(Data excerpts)
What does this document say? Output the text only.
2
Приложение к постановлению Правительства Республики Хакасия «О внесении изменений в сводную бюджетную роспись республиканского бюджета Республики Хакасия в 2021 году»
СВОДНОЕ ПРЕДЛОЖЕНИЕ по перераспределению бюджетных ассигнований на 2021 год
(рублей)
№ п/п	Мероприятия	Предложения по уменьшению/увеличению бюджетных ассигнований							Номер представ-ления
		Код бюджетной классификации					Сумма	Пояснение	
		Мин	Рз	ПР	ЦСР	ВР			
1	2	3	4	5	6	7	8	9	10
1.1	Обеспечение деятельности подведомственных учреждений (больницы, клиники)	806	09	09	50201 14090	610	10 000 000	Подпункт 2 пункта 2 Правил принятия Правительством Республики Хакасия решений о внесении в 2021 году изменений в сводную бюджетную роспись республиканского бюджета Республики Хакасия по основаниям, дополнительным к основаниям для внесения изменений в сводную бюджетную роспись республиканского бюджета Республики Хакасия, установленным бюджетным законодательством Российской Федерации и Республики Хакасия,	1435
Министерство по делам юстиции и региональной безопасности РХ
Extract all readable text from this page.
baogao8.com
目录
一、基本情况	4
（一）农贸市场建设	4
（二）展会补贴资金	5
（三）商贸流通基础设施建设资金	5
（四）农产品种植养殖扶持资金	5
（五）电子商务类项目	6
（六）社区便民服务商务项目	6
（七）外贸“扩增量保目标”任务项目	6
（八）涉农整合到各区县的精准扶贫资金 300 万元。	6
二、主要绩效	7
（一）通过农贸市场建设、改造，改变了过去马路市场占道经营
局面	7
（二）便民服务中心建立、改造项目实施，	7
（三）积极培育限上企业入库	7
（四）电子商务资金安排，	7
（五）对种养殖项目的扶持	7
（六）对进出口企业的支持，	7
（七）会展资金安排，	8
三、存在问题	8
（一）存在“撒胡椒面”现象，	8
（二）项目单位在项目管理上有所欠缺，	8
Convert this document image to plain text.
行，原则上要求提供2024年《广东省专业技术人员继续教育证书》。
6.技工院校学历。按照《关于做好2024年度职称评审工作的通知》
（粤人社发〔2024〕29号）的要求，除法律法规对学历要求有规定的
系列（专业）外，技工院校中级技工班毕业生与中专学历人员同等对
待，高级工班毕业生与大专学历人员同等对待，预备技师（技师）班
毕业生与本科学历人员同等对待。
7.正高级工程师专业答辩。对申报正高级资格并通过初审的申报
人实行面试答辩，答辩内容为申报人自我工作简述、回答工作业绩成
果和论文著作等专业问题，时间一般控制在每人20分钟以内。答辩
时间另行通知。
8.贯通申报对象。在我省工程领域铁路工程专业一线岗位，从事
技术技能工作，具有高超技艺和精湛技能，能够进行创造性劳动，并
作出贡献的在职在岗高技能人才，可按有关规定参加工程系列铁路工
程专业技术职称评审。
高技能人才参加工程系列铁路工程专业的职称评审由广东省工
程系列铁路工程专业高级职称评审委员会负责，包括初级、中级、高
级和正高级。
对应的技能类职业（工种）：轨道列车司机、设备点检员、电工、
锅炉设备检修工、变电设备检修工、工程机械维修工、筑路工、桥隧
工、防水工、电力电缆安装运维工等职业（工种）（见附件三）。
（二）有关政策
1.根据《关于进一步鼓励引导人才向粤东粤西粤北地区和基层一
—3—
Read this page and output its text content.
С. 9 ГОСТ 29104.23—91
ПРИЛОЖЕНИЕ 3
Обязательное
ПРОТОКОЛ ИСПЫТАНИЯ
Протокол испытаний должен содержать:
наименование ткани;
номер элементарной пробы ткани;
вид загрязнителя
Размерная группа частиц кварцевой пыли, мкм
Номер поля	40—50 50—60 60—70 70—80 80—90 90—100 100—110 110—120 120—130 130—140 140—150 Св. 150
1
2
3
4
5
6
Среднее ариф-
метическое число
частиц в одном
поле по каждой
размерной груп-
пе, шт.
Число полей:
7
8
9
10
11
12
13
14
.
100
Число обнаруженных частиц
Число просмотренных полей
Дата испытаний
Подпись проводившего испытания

→ What is needed: Give the entries again in full, exactly as they are written.

→ Answer to this problem:
What does this document say? Output the text only.
2
Приложение к постановлению Правительства Республики Хакасия «О внесении изменений в сводную бюджетную роспись республиканского бюджета Республики Хакасия в 2021 году»
СВОДНОЕ ПРЕДЛОЖЕНИЕ по перераспределению бюджетных ассигнований на 2021 год
(рублей)
№ п/п	Мероприятия	Предложения по уменьшению/увеличению бюджетных ассигнований							Номер представ-ления
		Код бюджетной классификации					Сумма	Пояснение	
		Мин	Рз	ПР	ЦСР	ВР			
1	2	3	4	5	6	7	8	9	10
1.1	Обеспечение деятельности подведомственных учреждений (больницы, клиники)	806	09	09	50201 14090	610	10 000 000	Подпункт 2 пункта 2 Правил принятия Правительством Республики Хакасия решений о внесении в 2021 году изменений в сводную бюджетную роспись республиканского бюджета Республики Хакасия по основаниям, дополнительным к основаниям для внесения изменений в сводную бюджетную роспись республиканского бюджета Республики Хакасия, установленным бюджетным законодательством Российской Федерации и Республики Хакасия,	1435
Министерство по делам юстиции и региональной безопасности РХ
Extract all readable text from this page.
baogao8.com
目录
一、基本情况	4
（一）农贸市场建设	4
（二）展会补贴资金	5
（三）商贸流通基础设施建设资金	5
（四）农产品种植养殖扶持资金	5
（五）电子商务类项目	6
（六）社区便民服务商务项目	6
（七）外贸“扩增量保目标”任务项目	6
（八）涉农整合到各区县的精准扶贫资金 300 万元。	6
二、主要绩效	7
（一）通过农贸市场建设、改造，改变了过去马路市场占道经营
局面	7
（二）便民服务中心建立、改造项目实施，	7
（三）积极培育限上企业入库	7
（四）电子商务资金安排，	7
（五）对种养殖项目的扶持	7
（六）对进出口企业的支持，	7
（七）会展资金安排，	8
三、存在问题	8
（一）存在“撒胡椒面”现象，	8
（二）项目单位在项目管理上有所欠缺，	8
Convert this document image to plain text.
行，原则上要求提供2024年《广东省专业技术人员继续教育证书》。
6.技工院校学历。按照《关于做好2024年度职称评审工作的通知》
（粤人社发〔2024〕29号）的要求，除法律法规对学历要求有规定的
系列（专业）外，技工院校中级技工班毕业生与中专学历人员同等对
待，高级工班毕业生与大专学历人员同等对待，预备技师（技师）班
毕业生与本科学历人员同等对待。
7.正高级工程师专业答辩。对申报正高级资格并通过初审的申报
人实行面试答辩，答辩内容为申报人自我工作简述、回答工作业绩成
果和论文著作等专业问题，时间一般控制在每人20分钟以内。答辩
时间另行通知。
8.贯通申报对象。在我省工程领域铁路工程专业一线岗位，从事
技术技能工作，具有高超技艺和精湛技能，能够进行创造性劳动，并
作出贡献的在职在岗高技能人才，可按有关规定参加工程系列铁路工
程专业技术职称评审。
高技能人才参加工程系列铁路工程专业的职称评审由广东省工
程系列铁路工程专业高级职称评审委员会负责，包括初级、中级、高
级和正高级。
对应的技能类职业（工种）：轨道列车司机、设备点检员、电工、
锅炉设备检修工、变电设备检修工、工程机械维修工、筑路工、桥隧
工、防水工、电力电缆安装运维工等职业（工种）（见附件三）。
（二）有关政策
1.根据《关于进一步鼓励引导人才向粤东粤西粤北地区和基层一
—3—
Read this page and output its text content.
С. 9 ГОСТ 29104.23—91
ПРИЛОЖЕНИЕ 3
Обязательное
ПРОТОКОЛ ИСПЫТАНИЯ
Протокол испытаний должен содержать:
наименование ткани;
номер элементарной пробы ткани;
вид загрязнителя
Размерная группа частиц кварцевой пыли, мкм
Номер поля	40—50 50—60 60—70 70—80 80—90 90—100 100—110 110—120 120—130 130—140 140—150 Св. 150
1
2
3
4
5
6
Среднее ариф-
метическое число
частиц в одном
поле по каждой
размерной груп-
пе, шт.
Число полей:
7
8
9
10
11
12
13
14
.
100
Число обнаруженных частиц
Число просмотренных полей
Дата испытаний
Подпись проводившего испытания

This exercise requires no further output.